● OBJECTIVE 1:
Translate this sentence from the earbuds review into Spanish: "The Baseus Bowie MC2 are currently available in two color options: white or black."
● OBJECTIVE 2:
For each statement below, say whether the earbuds review agrees with it. Answer yes or no, and quote the words of the review that decide it.
(a) The MC2 uses larger drivers than the MC1 Pro.
(b) The air cushions come in four sizes.
(c) The MC2 Air buds cost more than the Bowie MC2.

● PROVIDED TEXT:
Baseus Bowie MC2 Clip-On Earbuds Review: For $60, I’m Impressed


Pros

  • Affordable
  • Comfortable, secure fit with upgraded slim C-ring and air cushions
  • Good sound for the price
  • They’re equipped with Bluetooth 6.0 and are fully waterproof and dustproof with an IP67 rating
  • Physical button for playback and volume control
  • Solid battery life and decent voice-calling performance

Cons

  • Rounded case is a little slippery
  • Can distort a bit at higher volumes

Not too long after the release of Bose’s premium-priced Ultra Open Earbuds, budget clip-on earbuds started appearing, and they sounded pretty mediocre and looked pretty cheap, too. But in the last several months, I’ve tested an increasing number of affordable versions of this new earring style of open true-wireless earbuds that sound surprisingly good. Case in point: Baseus’ Bowie MC2 buds, which list for $80 but can be had for $60 after you apply an instant $20-off coupon on their product page at Amazon or the company’s site. 

Read moreThe 6 Best Clip-On Earbuds I’ve Tested for 2026

The Bowie MC2 improves upon the earlier MC1 with superior sound and a design that’s a little less generic. (Don’t confuse it for the $10 cheaper MC2 Air buds, which are a slight step-down for sound and build quality.) They’re also a bit more comfortable, thanks to an upgraded “slim wave C-ring” and “air cushions” that come in three sizes.

Equipped with Bluetooth 6.0, they have an IP67 certification, which means the buds are fully waterproof and dustproof, making them suitable for runners and bikers. I also like that they have a small physical control button on each earbud to control playback and adjust volume. (You can customize the controls and adjust equalizer settings in the Baseus companion app.) 

The Baseus Bowie MC2 are currently available in two color options: white or black. 

David Carnoy/CNET

Cleaner, slightly bigger sound

The buds offer a bit better performance to the Bowie MC1 Pro. I felt they sounded a little cleaner with slightly bigger sound overall and less distortion at higher volumes. (The MC2 has slightly larger 11-millimeter drivers instead of the 10.8mm driver found in the MC1 Pro.)

● RAW DATA:
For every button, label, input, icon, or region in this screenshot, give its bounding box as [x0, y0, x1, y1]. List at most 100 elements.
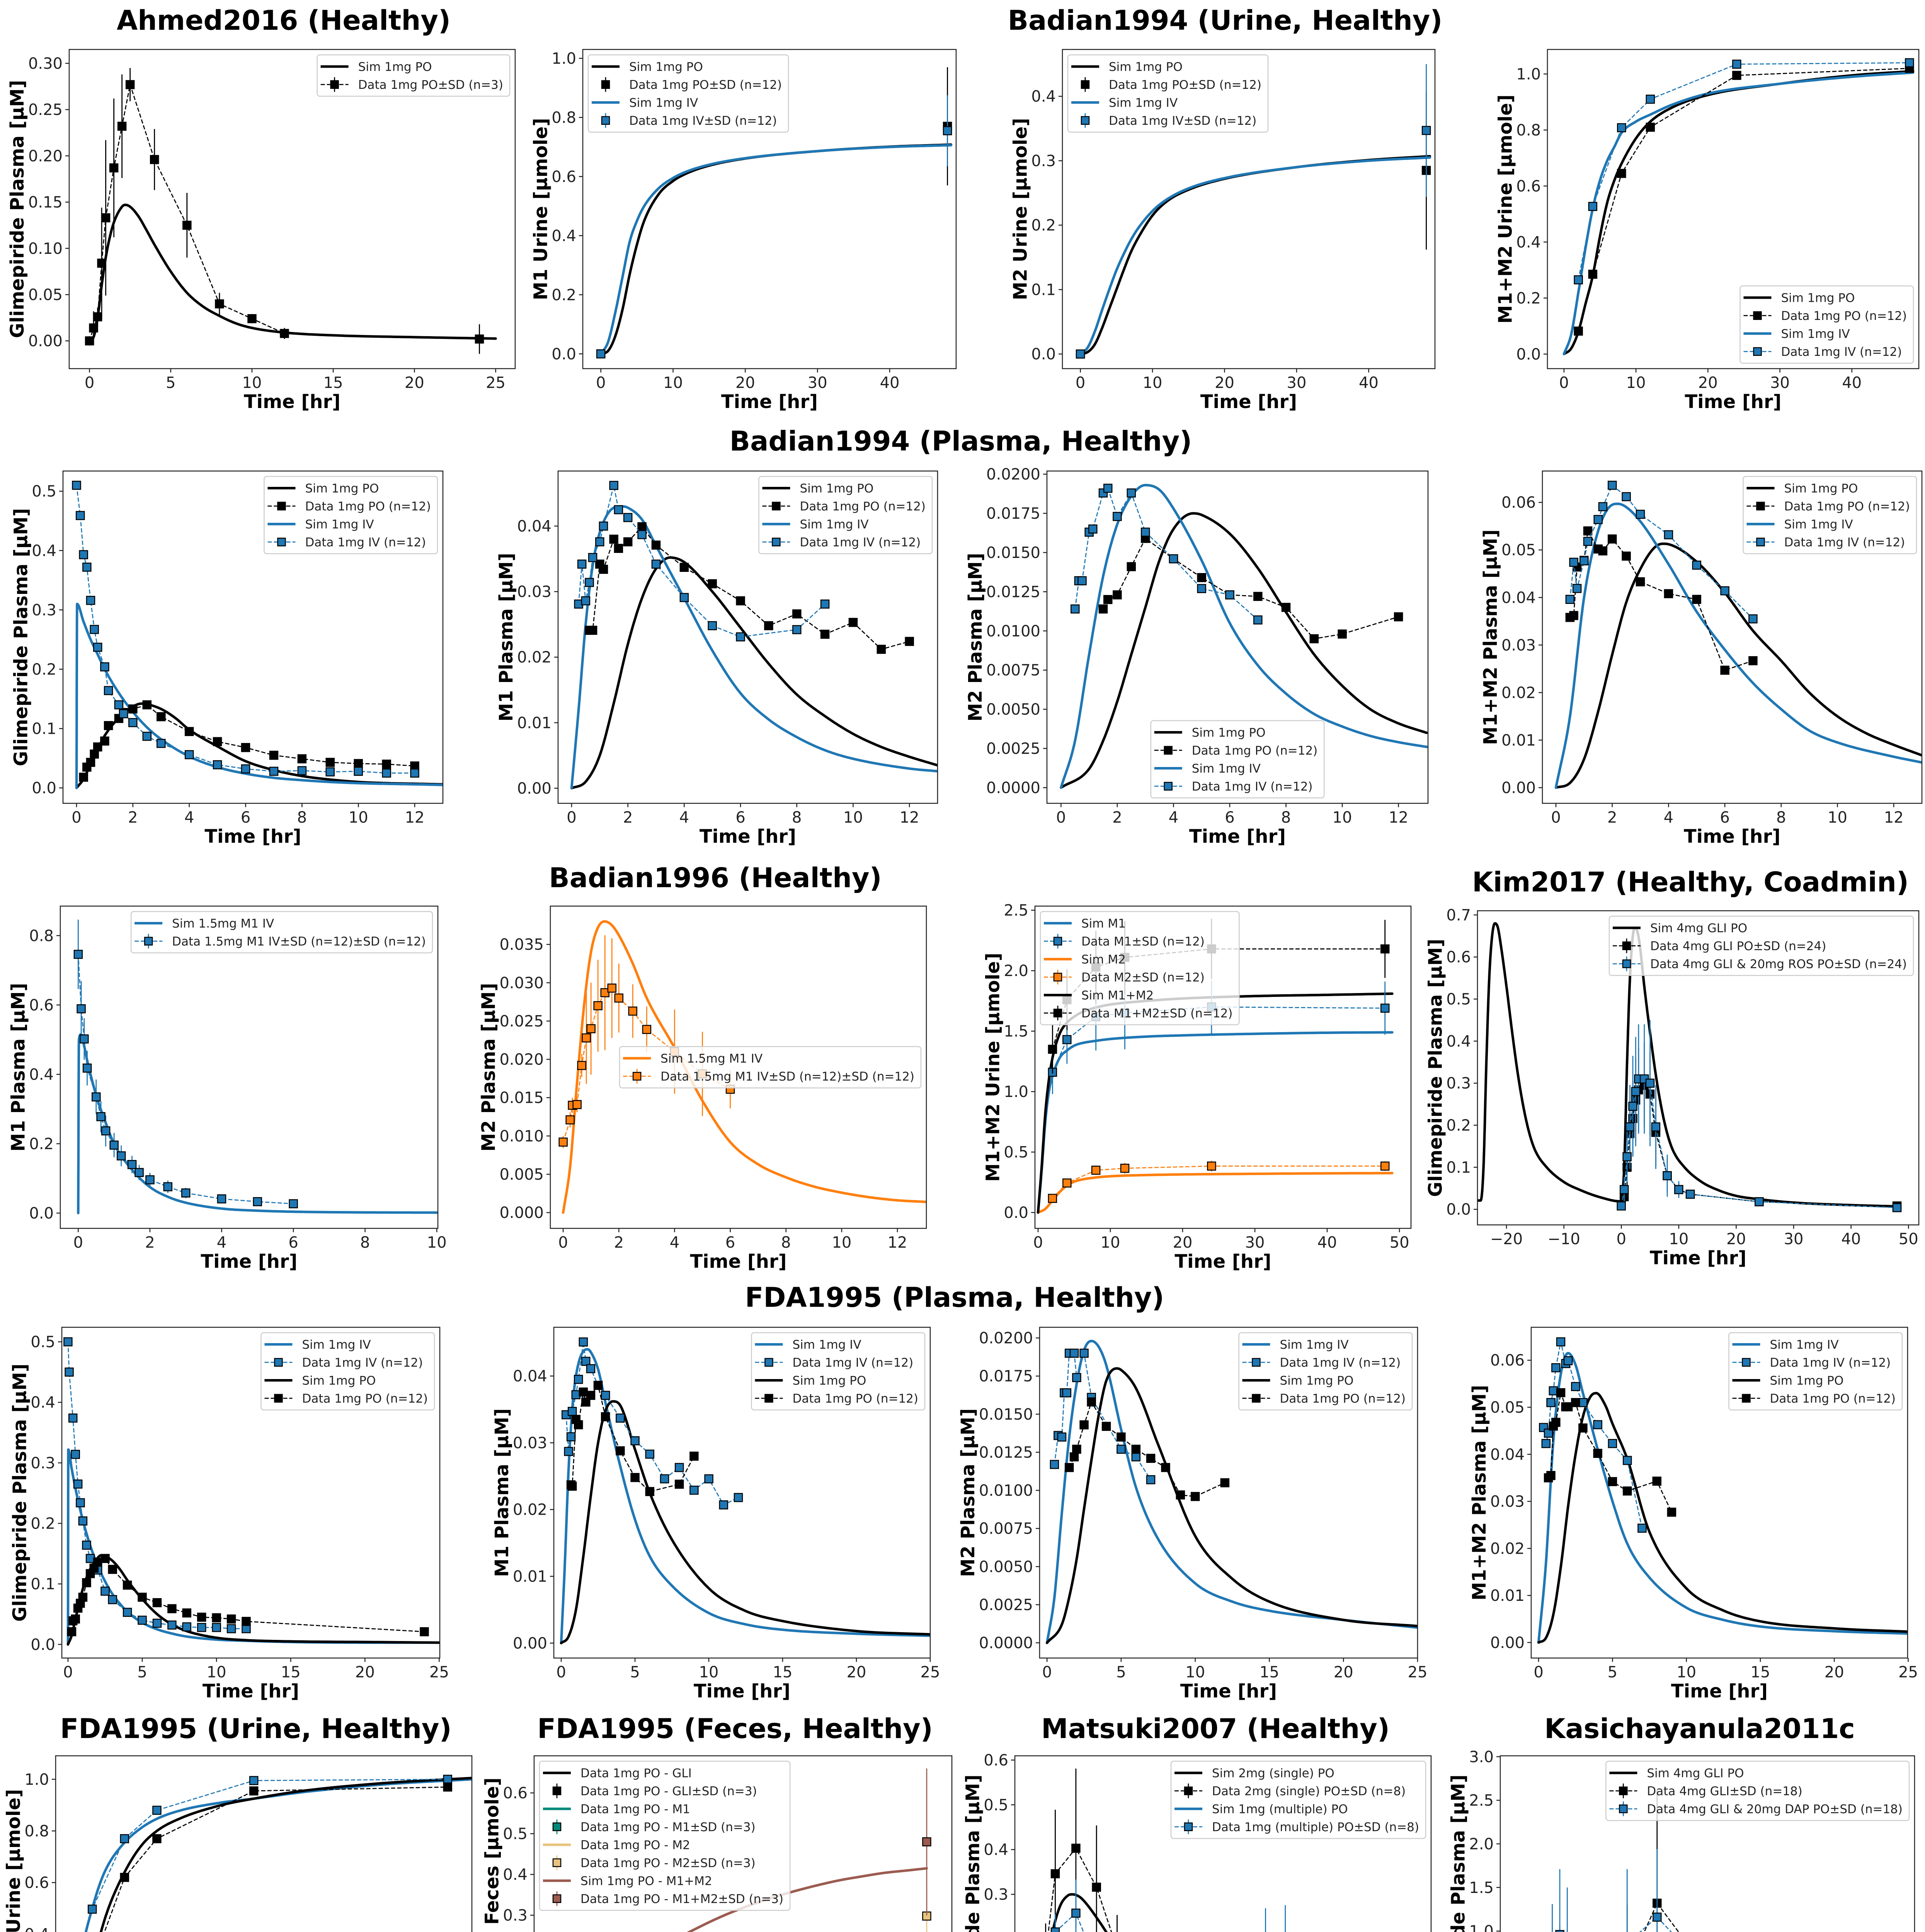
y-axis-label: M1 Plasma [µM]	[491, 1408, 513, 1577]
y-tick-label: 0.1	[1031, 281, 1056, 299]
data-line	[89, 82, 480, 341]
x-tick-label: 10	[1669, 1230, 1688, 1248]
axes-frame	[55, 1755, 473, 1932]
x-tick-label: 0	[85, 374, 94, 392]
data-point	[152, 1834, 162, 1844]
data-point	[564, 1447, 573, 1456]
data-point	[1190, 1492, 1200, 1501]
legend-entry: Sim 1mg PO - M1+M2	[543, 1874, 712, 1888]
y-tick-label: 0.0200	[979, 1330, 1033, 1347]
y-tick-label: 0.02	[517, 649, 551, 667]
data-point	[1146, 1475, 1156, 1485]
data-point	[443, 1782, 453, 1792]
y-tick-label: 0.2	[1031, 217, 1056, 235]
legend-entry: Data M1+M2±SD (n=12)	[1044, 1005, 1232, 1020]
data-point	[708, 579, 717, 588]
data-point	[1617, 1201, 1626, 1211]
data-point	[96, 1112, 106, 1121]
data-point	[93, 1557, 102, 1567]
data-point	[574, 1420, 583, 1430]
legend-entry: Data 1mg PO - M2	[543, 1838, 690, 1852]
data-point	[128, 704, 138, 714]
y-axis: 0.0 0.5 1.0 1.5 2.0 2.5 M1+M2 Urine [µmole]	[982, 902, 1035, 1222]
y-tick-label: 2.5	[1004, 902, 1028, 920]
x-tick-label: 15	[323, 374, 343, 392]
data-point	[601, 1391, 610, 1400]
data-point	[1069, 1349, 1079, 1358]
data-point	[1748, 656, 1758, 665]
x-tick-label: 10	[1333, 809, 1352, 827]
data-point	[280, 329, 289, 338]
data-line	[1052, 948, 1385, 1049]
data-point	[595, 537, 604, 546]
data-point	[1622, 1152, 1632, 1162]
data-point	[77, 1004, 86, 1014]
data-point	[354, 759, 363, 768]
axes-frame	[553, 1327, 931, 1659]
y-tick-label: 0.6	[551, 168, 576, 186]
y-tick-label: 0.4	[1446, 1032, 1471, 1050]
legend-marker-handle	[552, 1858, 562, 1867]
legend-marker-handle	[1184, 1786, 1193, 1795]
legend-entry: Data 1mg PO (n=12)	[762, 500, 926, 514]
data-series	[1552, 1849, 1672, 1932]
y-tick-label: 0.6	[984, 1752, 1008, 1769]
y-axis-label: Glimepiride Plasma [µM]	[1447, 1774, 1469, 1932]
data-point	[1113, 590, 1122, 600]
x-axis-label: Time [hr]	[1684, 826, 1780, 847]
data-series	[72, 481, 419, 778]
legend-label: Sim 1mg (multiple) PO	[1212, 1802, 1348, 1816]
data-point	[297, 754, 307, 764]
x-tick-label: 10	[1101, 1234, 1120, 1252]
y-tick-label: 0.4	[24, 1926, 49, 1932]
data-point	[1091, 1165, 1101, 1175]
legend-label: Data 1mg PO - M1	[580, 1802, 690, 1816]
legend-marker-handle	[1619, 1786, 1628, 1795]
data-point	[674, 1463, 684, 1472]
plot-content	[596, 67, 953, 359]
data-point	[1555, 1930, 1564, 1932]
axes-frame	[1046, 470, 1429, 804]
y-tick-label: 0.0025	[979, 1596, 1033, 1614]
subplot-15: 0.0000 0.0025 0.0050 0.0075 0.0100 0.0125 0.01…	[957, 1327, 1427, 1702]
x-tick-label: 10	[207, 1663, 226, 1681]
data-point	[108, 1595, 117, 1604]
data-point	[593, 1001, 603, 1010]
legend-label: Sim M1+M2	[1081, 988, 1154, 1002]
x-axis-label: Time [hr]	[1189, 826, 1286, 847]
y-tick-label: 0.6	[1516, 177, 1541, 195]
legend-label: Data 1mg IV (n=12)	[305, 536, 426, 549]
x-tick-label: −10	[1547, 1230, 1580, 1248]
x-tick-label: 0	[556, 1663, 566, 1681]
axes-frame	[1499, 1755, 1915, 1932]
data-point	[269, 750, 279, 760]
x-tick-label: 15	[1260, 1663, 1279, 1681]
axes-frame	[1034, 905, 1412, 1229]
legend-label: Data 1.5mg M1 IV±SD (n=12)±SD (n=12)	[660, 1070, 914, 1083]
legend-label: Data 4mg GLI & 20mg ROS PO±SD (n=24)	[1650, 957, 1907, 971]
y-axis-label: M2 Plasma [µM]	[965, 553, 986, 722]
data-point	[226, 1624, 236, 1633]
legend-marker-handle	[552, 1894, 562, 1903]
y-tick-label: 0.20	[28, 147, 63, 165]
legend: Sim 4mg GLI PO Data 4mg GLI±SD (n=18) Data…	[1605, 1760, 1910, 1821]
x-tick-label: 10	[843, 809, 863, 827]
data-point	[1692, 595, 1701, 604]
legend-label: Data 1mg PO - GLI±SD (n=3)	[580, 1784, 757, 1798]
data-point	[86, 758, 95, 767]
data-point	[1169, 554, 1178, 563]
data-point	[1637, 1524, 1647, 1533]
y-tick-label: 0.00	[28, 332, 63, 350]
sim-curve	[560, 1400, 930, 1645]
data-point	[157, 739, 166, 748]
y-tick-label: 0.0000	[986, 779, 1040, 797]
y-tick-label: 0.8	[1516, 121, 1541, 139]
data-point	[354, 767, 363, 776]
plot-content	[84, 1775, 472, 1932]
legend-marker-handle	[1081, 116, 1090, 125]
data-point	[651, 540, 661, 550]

● PROBLEM SOLUTION 1:
Los Baseus Bowie MC2 están disponibles actualmente en dos opciones de color: blanco o negro.

● PROBLEM SOLUTION 2:
(a) Yes: "The MC2 has slightly larger 11-millimeter drivers instead of the 10.8mm driver found in the MC1 Pro."
(b) No: "come in three sizes"
(c) No: "the $10 cheaper MC2 Air buds"